REQUIREMENTS: Copy every line in which the string "marker" occurs.

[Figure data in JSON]
— start —

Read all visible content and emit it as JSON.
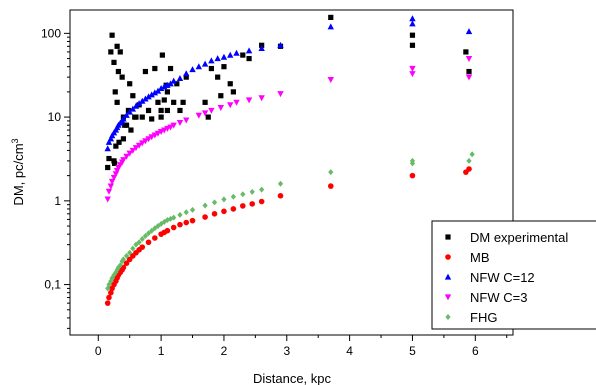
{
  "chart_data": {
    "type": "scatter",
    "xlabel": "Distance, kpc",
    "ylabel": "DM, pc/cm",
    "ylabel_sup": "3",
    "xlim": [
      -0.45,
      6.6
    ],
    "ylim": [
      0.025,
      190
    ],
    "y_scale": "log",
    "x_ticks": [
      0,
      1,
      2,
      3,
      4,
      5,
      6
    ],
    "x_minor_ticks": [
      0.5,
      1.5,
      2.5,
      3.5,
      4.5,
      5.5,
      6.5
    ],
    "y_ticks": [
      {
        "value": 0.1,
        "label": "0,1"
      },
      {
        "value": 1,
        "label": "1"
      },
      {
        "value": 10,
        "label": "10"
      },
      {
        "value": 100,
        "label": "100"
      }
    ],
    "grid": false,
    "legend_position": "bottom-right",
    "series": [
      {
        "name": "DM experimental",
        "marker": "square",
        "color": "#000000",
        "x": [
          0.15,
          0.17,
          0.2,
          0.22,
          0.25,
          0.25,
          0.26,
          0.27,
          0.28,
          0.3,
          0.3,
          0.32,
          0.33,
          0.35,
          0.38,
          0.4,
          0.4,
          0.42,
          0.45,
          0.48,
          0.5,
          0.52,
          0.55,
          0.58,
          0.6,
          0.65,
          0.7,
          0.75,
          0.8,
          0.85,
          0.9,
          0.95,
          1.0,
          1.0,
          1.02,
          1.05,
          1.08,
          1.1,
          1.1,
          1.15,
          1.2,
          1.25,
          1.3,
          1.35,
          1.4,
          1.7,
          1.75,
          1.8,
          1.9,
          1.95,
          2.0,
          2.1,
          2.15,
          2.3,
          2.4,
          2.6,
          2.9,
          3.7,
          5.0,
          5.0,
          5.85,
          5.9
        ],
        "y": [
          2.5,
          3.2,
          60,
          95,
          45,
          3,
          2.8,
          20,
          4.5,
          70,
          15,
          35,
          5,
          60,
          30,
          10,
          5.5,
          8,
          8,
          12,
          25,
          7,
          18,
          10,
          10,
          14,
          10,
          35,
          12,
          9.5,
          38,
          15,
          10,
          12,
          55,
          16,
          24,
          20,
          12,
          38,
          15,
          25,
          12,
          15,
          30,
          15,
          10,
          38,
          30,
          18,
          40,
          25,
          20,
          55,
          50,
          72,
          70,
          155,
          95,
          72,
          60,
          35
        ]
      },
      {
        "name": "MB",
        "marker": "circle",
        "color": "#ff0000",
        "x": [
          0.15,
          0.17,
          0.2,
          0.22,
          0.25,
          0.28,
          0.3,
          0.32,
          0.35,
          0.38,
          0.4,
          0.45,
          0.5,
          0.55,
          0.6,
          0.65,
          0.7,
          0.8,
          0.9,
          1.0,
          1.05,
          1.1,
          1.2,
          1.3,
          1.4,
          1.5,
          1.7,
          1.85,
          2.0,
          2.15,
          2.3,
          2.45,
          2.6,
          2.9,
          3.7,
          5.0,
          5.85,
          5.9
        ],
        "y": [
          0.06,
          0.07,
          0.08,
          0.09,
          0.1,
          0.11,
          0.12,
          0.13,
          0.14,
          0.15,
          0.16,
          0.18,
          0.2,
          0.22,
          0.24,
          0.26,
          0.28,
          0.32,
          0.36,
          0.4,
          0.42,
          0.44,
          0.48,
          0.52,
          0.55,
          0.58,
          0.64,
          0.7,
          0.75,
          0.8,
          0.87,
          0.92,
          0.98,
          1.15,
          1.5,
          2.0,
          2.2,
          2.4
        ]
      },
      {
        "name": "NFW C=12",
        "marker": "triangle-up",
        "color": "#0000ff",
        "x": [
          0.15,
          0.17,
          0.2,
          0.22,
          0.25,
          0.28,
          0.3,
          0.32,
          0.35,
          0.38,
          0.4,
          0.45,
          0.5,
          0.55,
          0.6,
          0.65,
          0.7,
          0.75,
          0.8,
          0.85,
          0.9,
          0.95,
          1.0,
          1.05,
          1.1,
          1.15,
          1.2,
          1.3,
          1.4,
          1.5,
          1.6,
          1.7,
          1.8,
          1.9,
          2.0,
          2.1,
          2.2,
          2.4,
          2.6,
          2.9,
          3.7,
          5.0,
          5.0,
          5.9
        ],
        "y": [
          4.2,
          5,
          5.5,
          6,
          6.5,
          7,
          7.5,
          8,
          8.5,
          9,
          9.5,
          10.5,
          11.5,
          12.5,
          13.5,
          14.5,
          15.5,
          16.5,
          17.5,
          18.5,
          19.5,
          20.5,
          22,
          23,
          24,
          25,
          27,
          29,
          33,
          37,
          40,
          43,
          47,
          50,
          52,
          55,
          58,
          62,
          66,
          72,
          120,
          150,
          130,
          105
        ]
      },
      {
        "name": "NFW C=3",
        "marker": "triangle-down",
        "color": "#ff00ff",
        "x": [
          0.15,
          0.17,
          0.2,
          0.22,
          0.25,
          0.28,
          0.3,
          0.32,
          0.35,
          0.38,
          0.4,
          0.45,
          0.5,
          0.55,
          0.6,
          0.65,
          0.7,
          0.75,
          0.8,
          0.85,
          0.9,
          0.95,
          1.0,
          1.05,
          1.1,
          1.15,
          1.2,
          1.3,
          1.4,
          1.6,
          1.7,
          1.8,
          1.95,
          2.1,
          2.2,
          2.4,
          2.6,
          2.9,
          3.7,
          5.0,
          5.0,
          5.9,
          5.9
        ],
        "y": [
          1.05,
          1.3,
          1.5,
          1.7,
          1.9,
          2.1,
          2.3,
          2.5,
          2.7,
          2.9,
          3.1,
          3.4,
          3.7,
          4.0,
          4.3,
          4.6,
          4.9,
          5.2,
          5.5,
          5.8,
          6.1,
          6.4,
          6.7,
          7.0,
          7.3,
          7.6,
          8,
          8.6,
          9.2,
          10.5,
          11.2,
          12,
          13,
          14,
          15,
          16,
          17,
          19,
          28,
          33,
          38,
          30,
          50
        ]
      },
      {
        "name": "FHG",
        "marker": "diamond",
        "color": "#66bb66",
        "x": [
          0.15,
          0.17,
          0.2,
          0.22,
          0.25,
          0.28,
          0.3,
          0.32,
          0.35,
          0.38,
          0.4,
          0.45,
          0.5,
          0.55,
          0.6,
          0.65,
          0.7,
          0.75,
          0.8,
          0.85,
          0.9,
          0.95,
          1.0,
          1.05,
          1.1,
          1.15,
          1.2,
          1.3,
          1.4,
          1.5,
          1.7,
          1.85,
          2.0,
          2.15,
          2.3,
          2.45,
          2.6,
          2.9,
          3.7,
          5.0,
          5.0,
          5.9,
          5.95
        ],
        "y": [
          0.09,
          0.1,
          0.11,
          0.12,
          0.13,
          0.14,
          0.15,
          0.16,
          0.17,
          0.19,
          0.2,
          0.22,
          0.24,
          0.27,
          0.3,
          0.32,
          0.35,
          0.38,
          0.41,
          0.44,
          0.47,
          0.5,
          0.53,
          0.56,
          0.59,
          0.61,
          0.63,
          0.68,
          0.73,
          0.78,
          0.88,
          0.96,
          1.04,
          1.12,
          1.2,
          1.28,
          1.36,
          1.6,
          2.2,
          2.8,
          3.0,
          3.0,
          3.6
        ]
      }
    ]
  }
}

— end —

EXERCISE ANSWER:
        "marker": "square",
        "marker": "circle",
        "marker": "triangle-up",
        "marker": "triangle-down",
        "marker": "diamond",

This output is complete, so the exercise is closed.